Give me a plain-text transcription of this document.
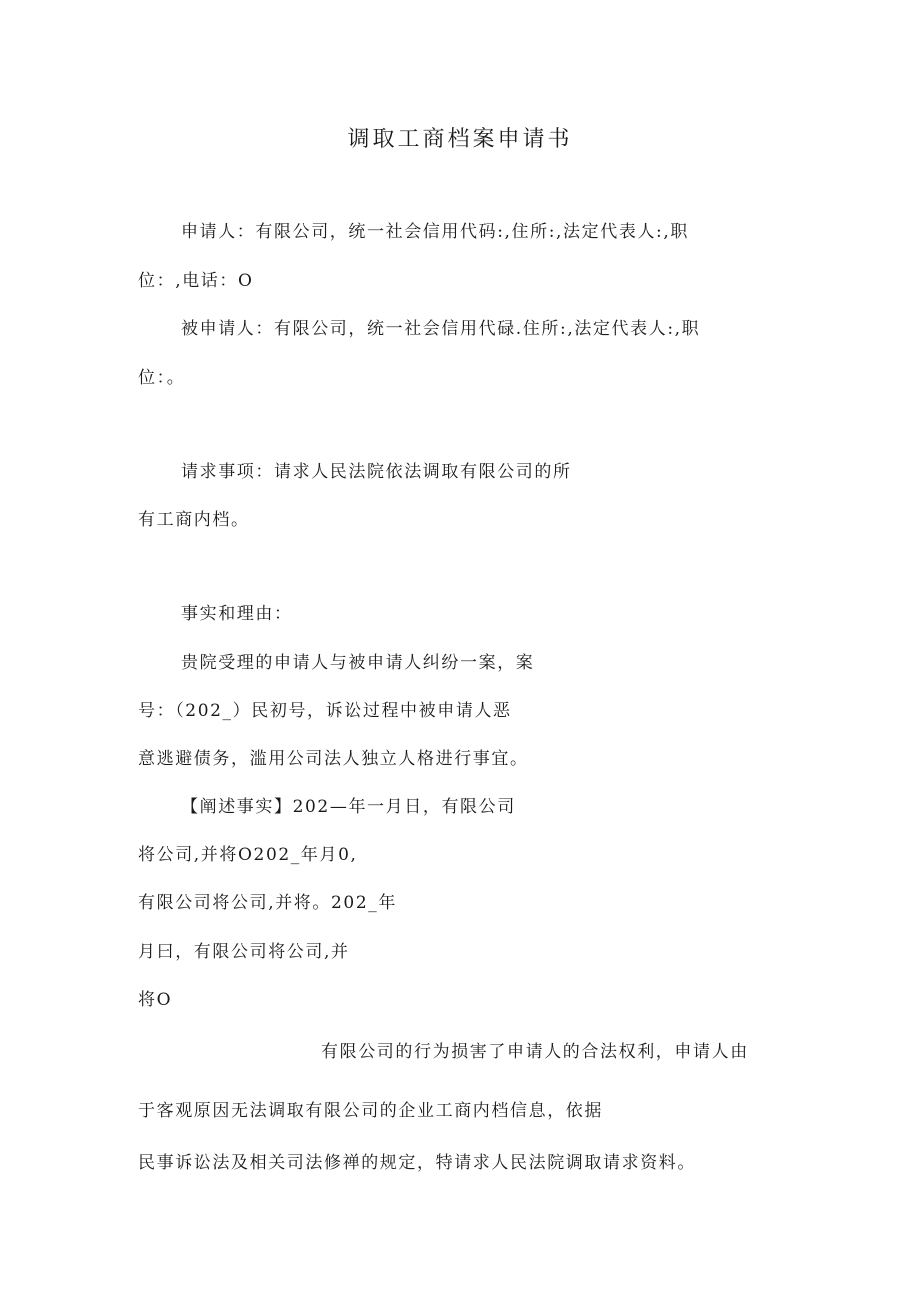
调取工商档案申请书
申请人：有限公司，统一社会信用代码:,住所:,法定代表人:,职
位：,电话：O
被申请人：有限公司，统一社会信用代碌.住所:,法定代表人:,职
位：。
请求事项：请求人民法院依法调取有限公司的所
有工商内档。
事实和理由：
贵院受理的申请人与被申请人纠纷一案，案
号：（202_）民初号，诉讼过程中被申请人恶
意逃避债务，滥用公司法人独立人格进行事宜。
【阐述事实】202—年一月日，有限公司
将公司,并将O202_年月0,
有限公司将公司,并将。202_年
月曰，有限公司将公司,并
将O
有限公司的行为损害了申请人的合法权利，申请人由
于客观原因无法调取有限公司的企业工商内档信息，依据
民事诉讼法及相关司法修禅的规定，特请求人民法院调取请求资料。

########

§ **TO DO**
Copy the records above exactly, omitting every picture.

§ **SOLUTION TO THE EXERCISE**
Give me a plain-text transcription of this document.
调取工商档案申请书
申请人：有限公司，统一社会信用代码:,住所:,法定代表人:,职
位：,电话：O
被申请人：有限公司，统一社会信用代碌.住所:,法定代表人:,职
位：。
请求事项：请求人民法院依法调取有限公司的所
有工商内档。
事实和理由：
贵院受理的申请人与被申请人纠纷一案，案
号：（202_）民初号，诉讼过程中被申请人恶
意逃避债务，滥用公司法人独立人格进行事宜。
【阐述事实】202—年一月日，有限公司
将公司,并将O202_年月0,
有限公司将公司,并将。202_年
月曰，有限公司将公司,并
将O
有限公司的行为损害了申请人的合法权利，申请人由
于客观原因无法调取有限公司的企业工商内档信息，依据
民事诉讼法及相关司法修禅的规定，特请求人民法院调取请求资料。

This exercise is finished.